TASK MATERIAL »
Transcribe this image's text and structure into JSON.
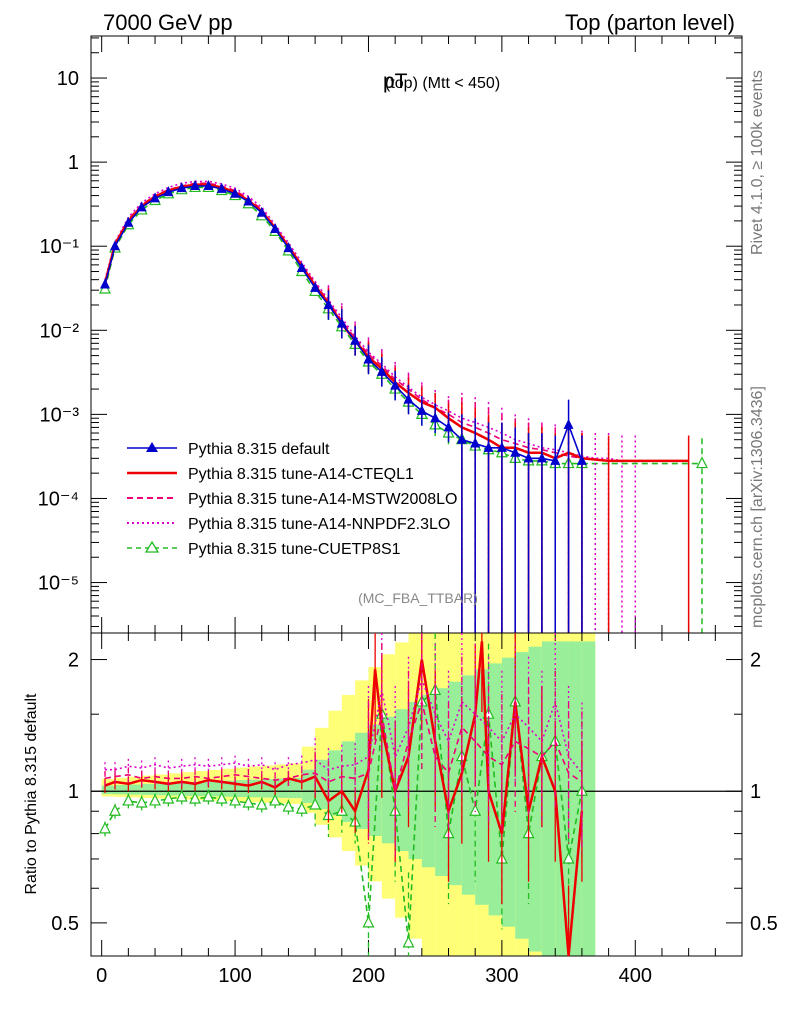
{
  "header": {
    "energy_label": "7000 GeV pp",
    "process_label": "Top (parton level)"
  },
  "side_labels": {
    "rivet": "Rivet 4.1.0, ≥ 100k events",
    "mcplots": "mcplots.cern.ch [arXiv:1306.3436]"
  },
  "chart_data": [
    {
      "type": "line",
      "panel": "main",
      "title": "pT (top) (Mtt < 450)",
      "title_main": "pT",
      "title_sub": "(top) (Mtt < 450)",
      "analysis_label": "(MC_FBA_TTBAR)",
      "xlim": [
        -8,
        480
      ],
      "ylim_log10": [
        -5.6,
        1.5
      ],
      "yscale": "log",
      "ytick_labels": [
        "10",
        "1",
        "10⁻¹",
        "10⁻²",
        "10⁻³",
        "10⁻⁴",
        "10⁻⁵"
      ],
      "ytick_exponents": [
        1,
        0,
        -1,
        -2,
        -3,
        -4,
        -5
      ],
      "legend_position": "lower-left",
      "series": [
        {
          "name": "Pythia 8.315 default",
          "color": "#0000cc",
          "style": "solid",
          "marker": "filled-triangle",
          "x": [
            2.5,
            10,
            20,
            30,
            40,
            50,
            60,
            70,
            80,
            90,
            100,
            110,
            120,
            130,
            140,
            150,
            160,
            170,
            180,
            190,
            200,
            210,
            220,
            230,
            240,
            250,
            260,
            270,
            280,
            290,
            300,
            310,
            320,
            330,
            340,
            350,
            360
          ],
          "y": [
            0.035,
            0.1,
            0.19,
            0.29,
            0.37,
            0.44,
            0.49,
            0.52,
            0.52,
            0.48,
            0.42,
            0.34,
            0.25,
            0.16,
            0.095,
            0.055,
            0.032,
            0.02,
            0.012,
            0.0075,
            0.0045,
            0.0032,
            0.0022,
            0.0015,
            0.0011,
            0.0009,
            0.0007,
            0.0005,
            0.00045,
            0.0004,
            0.0004,
            0.00035,
            0.0003,
            0.0003,
            0.00028,
            0.00075,
            0.00028
          ]
        },
        {
          "name": "Pythia 8.315 tune-A14-CTEQL1",
          "color": "#ee0000",
          "style": "solid",
          "marker": "none",
          "x": [
            2.5,
            10,
            20,
            30,
            40,
            50,
            60,
            70,
            80,
            90,
            100,
            110,
            120,
            130,
            140,
            150,
            160,
            170,
            180,
            190,
            200,
            210,
            220,
            230,
            240,
            250,
            260,
            270,
            280,
            290,
            300,
            310,
            320,
            330,
            340,
            350,
            360,
            380,
            440
          ],
          "y": [
            0.036,
            0.105,
            0.2,
            0.3,
            0.39,
            0.46,
            0.51,
            0.54,
            0.54,
            0.5,
            0.44,
            0.35,
            0.26,
            0.165,
            0.1,
            0.058,
            0.034,
            0.021,
            0.012,
            0.0075,
            0.0048,
            0.0035,
            0.0024,
            0.0018,
            0.0014,
            0.0012,
            0.0009,
            0.0007,
            0.0006,
            0.0005,
            0.0004,
            0.0004,
            0.00035,
            0.00035,
            0.0003,
            0.00035,
            0.0003,
            0.00028,
            0.00028
          ]
        },
        {
          "name": "Pythia 8.315 tune-A14-MSTW2008LO",
          "color": "#ee0077",
          "style": "dashed",
          "marker": "none",
          "x": [
            2.5,
            10,
            20,
            30,
            40,
            50,
            60,
            70,
            80,
            90,
            100,
            110,
            120,
            130,
            140,
            150,
            160,
            170,
            180,
            190,
            200,
            210,
            220,
            230,
            240,
            250,
            260,
            270,
            280,
            290,
            300,
            310,
            320,
            330,
            340,
            350,
            360
          ],
          "y": [
            0.038,
            0.108,
            0.21,
            0.31,
            0.4,
            0.47,
            0.52,
            0.56,
            0.56,
            0.52,
            0.46,
            0.37,
            0.27,
            0.17,
            0.102,
            0.06,
            0.036,
            0.022,
            0.013,
            0.008,
            0.0052,
            0.0038,
            0.0026,
            0.002,
            0.0015,
            0.0012,
            0.001,
            0.0008,
            0.0007,
            0.0006,
            0.0005,
            0.00045,
            0.0004,
            0.00038,
            0.00035,
            0.00032,
            0.0003
          ]
        },
        {
          "name": "Pythia 8.315 tune-A14-NNPDF2.3LO",
          "color": "#dd00cc",
          "style": "dotted",
          "marker": "none",
          "x": [
            2.5,
            10,
            20,
            30,
            40,
            50,
            60,
            70,
            80,
            90,
            100,
            110,
            120,
            130,
            140,
            150,
            160,
            170,
            180,
            190,
            200,
            210,
            220,
            230,
            240,
            250,
            260,
            270,
            280,
            290,
            300,
            310,
            320,
            330,
            340,
            350,
            360,
            370,
            380,
            390,
            400
          ],
          "y": [
            0.04,
            0.112,
            0.22,
            0.33,
            0.42,
            0.5,
            0.56,
            0.59,
            0.59,
            0.55,
            0.49,
            0.39,
            0.29,
            0.18,
            0.11,
            0.064,
            0.038,
            0.023,
            0.014,
            0.0085,
            0.0055,
            0.004,
            0.0028,
            0.0021,
            0.0016,
            0.0013,
            0.0011,
            0.0009,
            0.0008,
            0.0007,
            0.0006,
            0.0005,
            0.00045,
            0.0004,
            0.00038,
            0.00035,
            0.00032,
            0.0003,
            0.0003,
            0.00028,
            0.00028
          ]
        },
        {
          "name": "Pythia 8.315 tune-CUETP8S1",
          "color": "#22bb22",
          "style": "dashed",
          "marker": "open-triangle",
          "x": [
            2.5,
            10,
            20,
            30,
            40,
            50,
            60,
            70,
            80,
            90,
            100,
            110,
            120,
            130,
            140,
            150,
            160,
            170,
            180,
            190,
            200,
            210,
            220,
            230,
            240,
            250,
            260,
            270,
            280,
            290,
            300,
            310,
            320,
            330,
            340,
            350,
            360,
            450
          ],
          "y": [
            0.031,
            0.095,
            0.18,
            0.27,
            0.35,
            0.42,
            0.47,
            0.5,
            0.5,
            0.46,
            0.4,
            0.32,
            0.23,
            0.15,
            0.088,
            0.05,
            0.029,
            0.018,
            0.011,
            0.0068,
            0.0042,
            0.003,
            0.002,
            0.0014,
            0.001,
            0.00075,
            0.0006,
            0.0005,
            0.00042,
            0.00038,
            0.00035,
            0.0003,
            0.00028,
            0.00028,
            0.00026,
            0.00026,
            0.00026,
            0.00026
          ]
        }
      ]
    },
    {
      "type": "line",
      "panel": "ratio",
      "ylabel": "Ratio to Pythia 8.315 default",
      "xlim": [
        -8,
        480
      ],
      "ylim": [
        0.42,
        2.3
      ],
      "yscale": "log",
      "ytick_labels": [
        "2",
        "1",
        "0.5"
      ],
      "ytick_values": [
        2,
        1,
        0.5
      ],
      "xtick_labels": [
        "0",
        "100",
        "200",
        "300",
        "400"
      ],
      "xtick_values": [
        0,
        100,
        200,
        300,
        400
      ],
      "reference_line": 1,
      "series": [
        {
          "name": "Pythia 8.315 tune-A14-CTEQL1",
          "color": "#ee0000",
          "x": [
            2.5,
            10,
            20,
            30,
            40,
            50,
            60,
            70,
            80,
            90,
            100,
            110,
            120,
            130,
            140,
            150,
            160,
            170,
            180,
            190,
            200,
            205,
            210,
            220,
            230,
            240,
            250,
            260,
            270,
            280,
            285,
            290,
            300,
            310,
            320,
            330,
            340,
            350,
            360
          ],
          "y": [
            1.03,
            1.05,
            1.04,
            1.06,
            1.05,
            1.04,
            1.05,
            1.04,
            1.06,
            1.05,
            1.04,
            1.03,
            1.05,
            1.02,
            1.07,
            1.05,
            1.08,
            0.95,
            1.0,
            0.9,
            1.12,
            1.9,
            1.4,
            1.0,
            1.2,
            2.0,
            1.3,
            0.9,
            1.1,
            1.5,
            2.2,
            1.0,
            0.8,
            1.6,
            0.9,
            1.2,
            1.0,
            0.42,
            0.9
          ]
        },
        {
          "name": "Pythia 8.315 tune-A14-MSTW2008LO",
          "color": "#ee0077",
          "x": [
            2.5,
            10,
            20,
            30,
            40,
            50,
            60,
            70,
            80,
            90,
            100,
            110,
            120,
            130,
            140,
            150,
            160,
            170,
            180,
            190,
            200,
            210,
            220,
            230,
            240,
            250,
            260,
            270,
            280,
            290,
            300,
            310,
            320,
            330,
            340,
            350,
            360
          ],
          "y": [
            1.07,
            1.08,
            1.09,
            1.07,
            1.08,
            1.07,
            1.07,
            1.08,
            1.07,
            1.08,
            1.09,
            1.08,
            1.07,
            1.06,
            1.07,
            1.09,
            1.1,
            1.05,
            1.08,
            1.07,
            1.1,
            1.5,
            1.0,
            1.3,
            1.6,
            1.2,
            1.1,
            1.4,
            1.3,
            1.2,
            1.15,
            1.3,
            1.25,
            1.2,
            1.3,
            1.1,
            1.05
          ]
        },
        {
          "name": "Pythia 8.315 tune-A14-NNPDF2.3LO",
          "color": "#dd00cc",
          "x": [
            2.5,
            10,
            20,
            30,
            40,
            50,
            60,
            70,
            80,
            90,
            100,
            110,
            120,
            130,
            140,
            150,
            160,
            170,
            180,
            190,
            200,
            210,
            220,
            230,
            240,
            250,
            260,
            270,
            280,
            290,
            300,
            310,
            320,
            330,
            340,
            350,
            360
          ],
          "y": [
            1.12,
            1.12,
            1.14,
            1.13,
            1.15,
            1.13,
            1.14,
            1.15,
            1.14,
            1.15,
            1.16,
            1.14,
            1.15,
            1.12,
            1.15,
            1.16,
            1.18,
            1.12,
            1.14,
            1.15,
            1.2,
            1.7,
            1.2,
            1.4,
            1.8,
            1.5,
            1.3,
            1.6,
            1.5,
            1.4,
            1.3,
            1.5,
            1.4,
            1.3,
            1.6,
            1.2,
            1.1
          ]
        },
        {
          "name": "Pythia 8.315 tune-CUETP8S1",
          "color": "#22bb22",
          "x": [
            2.5,
            10,
            20,
            30,
            40,
            50,
            60,
            70,
            80,
            90,
            100,
            110,
            120,
            130,
            140,
            150,
            160,
            170,
            180,
            190,
            200,
            210,
            220,
            230,
            240,
            250,
            260,
            270,
            280,
            290,
            300,
            310,
            320,
            330,
            340,
            350,
            360
          ],
          "y": [
            0.82,
            0.9,
            0.95,
            0.94,
            0.95,
            0.96,
            0.97,
            0.96,
            0.97,
            0.96,
            0.95,
            0.94,
            0.93,
            0.95,
            0.92,
            0.91,
            0.93,
            0.88,
            0.9,
            0.85,
            0.5,
            1.5,
            0.9,
            0.45,
            1.6,
            1.7,
            0.8,
            1.2,
            0.9,
            1.5,
            0.7,
            1.6,
            0.8,
            1.2,
            1.3,
            0.7,
            1.0
          ]
        }
      ]
    }
  ]
}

PROBLEM DESCRIPTION » Copy each line of the records containing the string "default".

RESPONSE TO THE TASK »
          "name": "Pythia 8.315 default",
      "ylabel": "Ratio to Pythia 8.315 default",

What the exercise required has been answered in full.